■ Dataset rows:

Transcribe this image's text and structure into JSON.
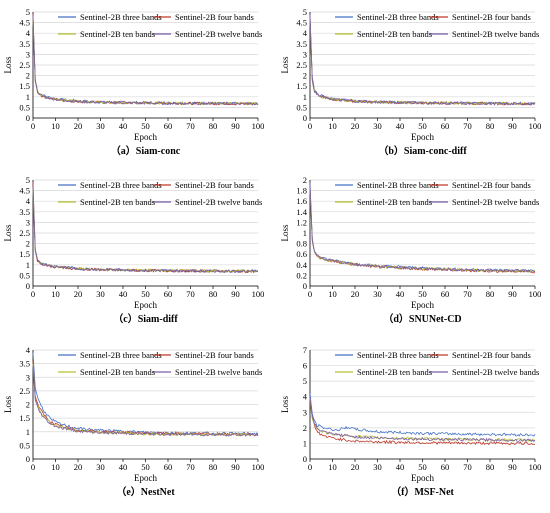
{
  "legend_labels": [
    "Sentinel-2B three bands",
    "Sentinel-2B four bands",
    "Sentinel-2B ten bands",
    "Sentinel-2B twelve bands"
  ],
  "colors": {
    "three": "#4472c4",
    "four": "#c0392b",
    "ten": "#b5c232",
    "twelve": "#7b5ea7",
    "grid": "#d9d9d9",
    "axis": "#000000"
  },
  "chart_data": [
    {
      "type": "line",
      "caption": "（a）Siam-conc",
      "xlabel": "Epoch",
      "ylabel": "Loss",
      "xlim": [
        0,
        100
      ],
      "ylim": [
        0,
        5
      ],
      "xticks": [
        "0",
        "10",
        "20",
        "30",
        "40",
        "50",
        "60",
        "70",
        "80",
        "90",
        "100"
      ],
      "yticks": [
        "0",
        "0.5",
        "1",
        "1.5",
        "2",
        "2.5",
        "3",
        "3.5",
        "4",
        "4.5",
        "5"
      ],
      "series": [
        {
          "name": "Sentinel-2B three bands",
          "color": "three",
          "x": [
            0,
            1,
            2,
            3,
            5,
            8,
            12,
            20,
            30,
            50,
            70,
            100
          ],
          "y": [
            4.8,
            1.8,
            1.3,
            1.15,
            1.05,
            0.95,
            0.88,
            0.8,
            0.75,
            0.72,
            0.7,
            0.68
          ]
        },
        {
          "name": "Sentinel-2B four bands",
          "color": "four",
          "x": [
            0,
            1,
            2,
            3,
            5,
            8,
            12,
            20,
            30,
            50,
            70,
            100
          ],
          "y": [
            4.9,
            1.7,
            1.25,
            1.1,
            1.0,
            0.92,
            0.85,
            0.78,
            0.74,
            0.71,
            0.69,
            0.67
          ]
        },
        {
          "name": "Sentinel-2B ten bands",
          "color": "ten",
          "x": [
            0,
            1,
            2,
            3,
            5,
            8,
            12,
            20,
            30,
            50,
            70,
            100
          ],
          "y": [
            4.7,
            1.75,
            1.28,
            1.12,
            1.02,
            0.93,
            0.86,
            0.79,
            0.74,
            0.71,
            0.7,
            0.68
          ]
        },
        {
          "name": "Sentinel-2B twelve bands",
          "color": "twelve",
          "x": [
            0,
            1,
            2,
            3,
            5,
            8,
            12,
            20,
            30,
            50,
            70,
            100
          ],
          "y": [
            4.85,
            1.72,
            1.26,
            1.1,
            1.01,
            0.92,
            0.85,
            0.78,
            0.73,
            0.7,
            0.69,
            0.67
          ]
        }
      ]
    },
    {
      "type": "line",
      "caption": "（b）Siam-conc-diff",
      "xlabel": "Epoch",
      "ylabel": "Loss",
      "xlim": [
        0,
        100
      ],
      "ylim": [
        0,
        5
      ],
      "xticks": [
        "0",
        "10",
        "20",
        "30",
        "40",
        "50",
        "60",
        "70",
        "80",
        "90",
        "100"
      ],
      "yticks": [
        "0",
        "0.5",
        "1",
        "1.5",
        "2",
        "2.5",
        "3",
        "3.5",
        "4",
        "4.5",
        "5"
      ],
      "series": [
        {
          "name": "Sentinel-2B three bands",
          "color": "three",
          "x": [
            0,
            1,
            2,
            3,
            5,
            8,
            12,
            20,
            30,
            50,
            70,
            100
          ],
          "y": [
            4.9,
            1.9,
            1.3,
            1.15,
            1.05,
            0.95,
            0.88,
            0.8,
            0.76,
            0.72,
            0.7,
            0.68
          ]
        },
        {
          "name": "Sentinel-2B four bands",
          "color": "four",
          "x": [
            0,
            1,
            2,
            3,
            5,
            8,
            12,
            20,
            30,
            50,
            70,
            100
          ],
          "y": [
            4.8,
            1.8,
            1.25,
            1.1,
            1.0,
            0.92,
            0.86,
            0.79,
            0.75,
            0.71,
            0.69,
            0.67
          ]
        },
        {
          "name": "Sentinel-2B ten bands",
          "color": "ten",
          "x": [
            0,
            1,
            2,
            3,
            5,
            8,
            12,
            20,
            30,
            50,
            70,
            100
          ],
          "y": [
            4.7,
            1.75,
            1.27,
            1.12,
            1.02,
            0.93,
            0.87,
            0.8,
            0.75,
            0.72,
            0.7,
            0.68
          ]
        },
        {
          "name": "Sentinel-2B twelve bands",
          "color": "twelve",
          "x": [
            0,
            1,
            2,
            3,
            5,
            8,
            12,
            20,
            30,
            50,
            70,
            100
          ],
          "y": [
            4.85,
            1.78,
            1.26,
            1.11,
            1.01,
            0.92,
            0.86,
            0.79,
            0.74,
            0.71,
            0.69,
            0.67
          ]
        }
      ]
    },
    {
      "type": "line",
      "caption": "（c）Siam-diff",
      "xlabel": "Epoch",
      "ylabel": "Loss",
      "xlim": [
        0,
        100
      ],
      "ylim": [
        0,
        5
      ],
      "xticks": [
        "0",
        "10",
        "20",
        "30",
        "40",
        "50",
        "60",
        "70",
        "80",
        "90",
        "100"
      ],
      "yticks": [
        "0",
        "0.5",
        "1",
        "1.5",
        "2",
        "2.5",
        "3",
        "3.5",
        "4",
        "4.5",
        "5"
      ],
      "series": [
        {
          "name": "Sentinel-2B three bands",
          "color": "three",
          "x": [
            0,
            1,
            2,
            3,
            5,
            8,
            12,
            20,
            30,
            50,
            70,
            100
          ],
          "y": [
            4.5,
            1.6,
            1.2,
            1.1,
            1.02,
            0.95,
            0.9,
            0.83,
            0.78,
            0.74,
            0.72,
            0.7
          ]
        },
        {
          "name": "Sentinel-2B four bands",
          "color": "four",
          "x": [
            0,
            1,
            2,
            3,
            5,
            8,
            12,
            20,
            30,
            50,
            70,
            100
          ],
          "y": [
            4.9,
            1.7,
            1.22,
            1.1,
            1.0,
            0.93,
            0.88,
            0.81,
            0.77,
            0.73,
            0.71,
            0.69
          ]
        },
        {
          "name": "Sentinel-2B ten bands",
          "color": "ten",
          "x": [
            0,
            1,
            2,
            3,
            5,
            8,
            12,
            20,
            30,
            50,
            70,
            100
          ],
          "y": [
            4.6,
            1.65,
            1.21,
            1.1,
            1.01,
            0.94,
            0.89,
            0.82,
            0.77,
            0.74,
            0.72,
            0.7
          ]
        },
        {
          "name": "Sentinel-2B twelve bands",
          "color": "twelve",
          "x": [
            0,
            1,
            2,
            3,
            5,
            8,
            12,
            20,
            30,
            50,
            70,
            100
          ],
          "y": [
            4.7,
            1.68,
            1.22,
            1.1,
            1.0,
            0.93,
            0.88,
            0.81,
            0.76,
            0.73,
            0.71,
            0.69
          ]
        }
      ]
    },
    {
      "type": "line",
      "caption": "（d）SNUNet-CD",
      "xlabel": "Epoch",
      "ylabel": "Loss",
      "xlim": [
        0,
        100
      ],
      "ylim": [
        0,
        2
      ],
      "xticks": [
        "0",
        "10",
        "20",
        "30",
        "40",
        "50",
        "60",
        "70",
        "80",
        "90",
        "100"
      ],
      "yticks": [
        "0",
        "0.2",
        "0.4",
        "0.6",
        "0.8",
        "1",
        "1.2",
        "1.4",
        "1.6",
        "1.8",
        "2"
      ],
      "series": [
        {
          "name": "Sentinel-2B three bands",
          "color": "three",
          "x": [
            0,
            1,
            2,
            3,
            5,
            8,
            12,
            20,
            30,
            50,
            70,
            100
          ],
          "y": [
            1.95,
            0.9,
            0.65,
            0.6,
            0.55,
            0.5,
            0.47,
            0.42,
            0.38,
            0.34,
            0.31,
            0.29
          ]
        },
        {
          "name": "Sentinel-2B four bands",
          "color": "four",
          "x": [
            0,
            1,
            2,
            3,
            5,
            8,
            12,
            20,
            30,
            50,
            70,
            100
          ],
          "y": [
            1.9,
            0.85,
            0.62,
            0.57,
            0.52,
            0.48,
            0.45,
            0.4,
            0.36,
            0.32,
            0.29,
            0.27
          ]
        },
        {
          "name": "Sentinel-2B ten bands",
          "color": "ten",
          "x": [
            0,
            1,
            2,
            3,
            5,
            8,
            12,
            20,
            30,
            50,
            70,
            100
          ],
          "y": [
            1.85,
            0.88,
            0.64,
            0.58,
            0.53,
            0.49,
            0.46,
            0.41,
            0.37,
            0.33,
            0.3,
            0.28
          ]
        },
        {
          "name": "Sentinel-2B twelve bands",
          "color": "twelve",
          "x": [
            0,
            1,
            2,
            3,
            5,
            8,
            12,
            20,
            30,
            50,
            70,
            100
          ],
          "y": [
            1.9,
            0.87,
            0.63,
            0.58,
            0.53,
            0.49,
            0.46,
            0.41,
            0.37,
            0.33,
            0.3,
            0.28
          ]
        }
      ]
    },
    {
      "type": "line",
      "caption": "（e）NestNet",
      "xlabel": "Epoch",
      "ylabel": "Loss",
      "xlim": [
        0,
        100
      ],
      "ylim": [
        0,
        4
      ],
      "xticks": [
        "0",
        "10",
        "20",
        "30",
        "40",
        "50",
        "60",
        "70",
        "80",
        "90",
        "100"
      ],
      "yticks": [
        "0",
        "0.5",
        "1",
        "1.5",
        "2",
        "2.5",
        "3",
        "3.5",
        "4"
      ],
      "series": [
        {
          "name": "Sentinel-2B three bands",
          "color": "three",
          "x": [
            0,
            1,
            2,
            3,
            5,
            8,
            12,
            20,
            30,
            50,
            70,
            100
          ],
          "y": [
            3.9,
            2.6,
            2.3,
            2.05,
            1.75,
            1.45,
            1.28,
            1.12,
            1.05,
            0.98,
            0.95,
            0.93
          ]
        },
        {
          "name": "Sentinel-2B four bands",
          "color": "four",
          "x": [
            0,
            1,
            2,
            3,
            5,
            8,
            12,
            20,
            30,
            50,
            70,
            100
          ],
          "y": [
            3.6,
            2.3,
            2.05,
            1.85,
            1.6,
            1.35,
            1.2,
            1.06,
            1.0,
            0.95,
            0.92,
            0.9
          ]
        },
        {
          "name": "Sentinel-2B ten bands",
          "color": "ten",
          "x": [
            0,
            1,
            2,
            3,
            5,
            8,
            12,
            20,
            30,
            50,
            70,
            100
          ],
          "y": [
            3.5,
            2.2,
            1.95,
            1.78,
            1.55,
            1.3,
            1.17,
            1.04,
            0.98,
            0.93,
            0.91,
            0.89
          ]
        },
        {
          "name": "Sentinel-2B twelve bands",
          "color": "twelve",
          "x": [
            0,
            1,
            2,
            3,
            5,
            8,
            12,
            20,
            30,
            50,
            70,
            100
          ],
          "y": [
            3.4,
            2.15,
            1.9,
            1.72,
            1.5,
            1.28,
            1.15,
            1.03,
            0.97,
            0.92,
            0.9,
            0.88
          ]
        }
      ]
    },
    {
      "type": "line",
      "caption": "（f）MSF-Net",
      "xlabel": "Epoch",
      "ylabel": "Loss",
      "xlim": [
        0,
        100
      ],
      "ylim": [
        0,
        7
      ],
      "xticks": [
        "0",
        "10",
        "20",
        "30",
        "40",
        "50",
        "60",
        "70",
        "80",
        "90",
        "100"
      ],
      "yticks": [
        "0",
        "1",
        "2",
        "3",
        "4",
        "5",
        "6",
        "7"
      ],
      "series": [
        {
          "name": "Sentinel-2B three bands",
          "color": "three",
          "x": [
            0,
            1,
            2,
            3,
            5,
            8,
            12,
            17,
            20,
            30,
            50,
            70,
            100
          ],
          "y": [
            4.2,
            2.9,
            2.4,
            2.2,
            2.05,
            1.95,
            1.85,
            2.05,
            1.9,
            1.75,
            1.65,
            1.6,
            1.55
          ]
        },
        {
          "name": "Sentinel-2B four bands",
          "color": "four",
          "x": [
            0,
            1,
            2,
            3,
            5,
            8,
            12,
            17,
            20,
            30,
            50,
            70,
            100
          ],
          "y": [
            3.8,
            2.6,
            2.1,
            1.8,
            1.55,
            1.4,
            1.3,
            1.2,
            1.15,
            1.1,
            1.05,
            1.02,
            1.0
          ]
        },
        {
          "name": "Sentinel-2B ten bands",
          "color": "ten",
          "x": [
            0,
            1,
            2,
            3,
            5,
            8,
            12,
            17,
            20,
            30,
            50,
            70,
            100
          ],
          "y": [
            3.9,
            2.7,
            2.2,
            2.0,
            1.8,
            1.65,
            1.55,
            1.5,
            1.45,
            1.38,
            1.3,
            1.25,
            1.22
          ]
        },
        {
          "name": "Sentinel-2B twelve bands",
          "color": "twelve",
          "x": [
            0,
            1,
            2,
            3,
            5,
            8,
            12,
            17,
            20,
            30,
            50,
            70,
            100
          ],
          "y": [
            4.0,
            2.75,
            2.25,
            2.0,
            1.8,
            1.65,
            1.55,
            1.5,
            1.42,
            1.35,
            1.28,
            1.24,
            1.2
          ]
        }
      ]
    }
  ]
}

■ Work required:
Return a copy of every line that includes the word "conc".

■ Written response:
      "caption": "（a）Siam-conc",
      "caption": "（b）Siam-conc-diff",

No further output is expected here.